Set problem> Identify and pull out each line of the entries in which "provides" occurs.

Recorded information>
━━━━━━━━━━━━━━━━━━━━

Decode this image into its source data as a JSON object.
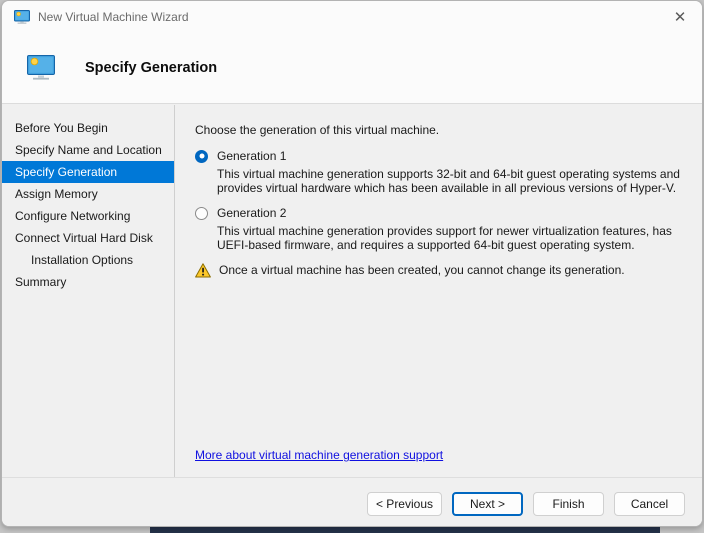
{
  "window": {
    "title": "New Virtual Machine Wizard",
    "close_glyph": "✕"
  },
  "header": {
    "title": "Specify Generation"
  },
  "sidebar": {
    "items": [
      {
        "label": "Before You Begin",
        "active": false,
        "indent": false
      },
      {
        "label": "Specify Name and Location",
        "active": false,
        "indent": false
      },
      {
        "label": "Specify Generation",
        "active": true,
        "indent": false
      },
      {
        "label": "Assign Memory",
        "active": false,
        "indent": false
      },
      {
        "label": "Configure Networking",
        "active": false,
        "indent": false
      },
      {
        "label": "Connect Virtual Hard Disk",
        "active": false,
        "indent": false
      },
      {
        "label": "Installation Options",
        "active": false,
        "indent": true
      },
      {
        "label": "Summary",
        "active": false,
        "indent": false
      }
    ]
  },
  "content": {
    "instruction": "Choose the generation of this virtual machine.",
    "options": [
      {
        "label": "Generation 1",
        "selected": true,
        "description": "This virtual machine generation supports 32-bit and 64-bit guest operating systems and provides virtual hardware which has been available in all previous versions of Hyper-V."
      },
      {
        "label": "Generation 2",
        "selected": false,
        "description": "This virtual machine generation provides support for newer virtualization features, has UEFI-based firmware, and requires a supported 64-bit guest operating system."
      }
    ],
    "warning": "Once a virtual machine has been created, you cannot change its generation.",
    "link": "More about virtual machine generation support"
  },
  "footer": {
    "buttons": [
      {
        "label": "< Previous",
        "focused": false
      },
      {
        "label": "Next >",
        "focused": true
      },
      {
        "label": "Finish",
        "focused": false
      },
      {
        "label": "Cancel",
        "focused": false
      }
    ]
  },
  "colors": {
    "nav_highlight": "#0078d7",
    "radio_accent": "#0067c0",
    "link": "#1010e0",
    "warning_yellow": "#fdc82a",
    "footer_bg": "#f0f0f0"
  }
}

━━━━━━━━━━━━━━━━━━━━

Solved exercise>
        "description": "This virtual machine generation supports 32-bit and 64-bit guest operating systems and provides virtual hardware which has been available in all previous versions of Hyper-V."
        "description": "This virtual machine generation provides support for newer virtualization features, has UEFI-based firmware, and requires a supported 64-bit guest operating system."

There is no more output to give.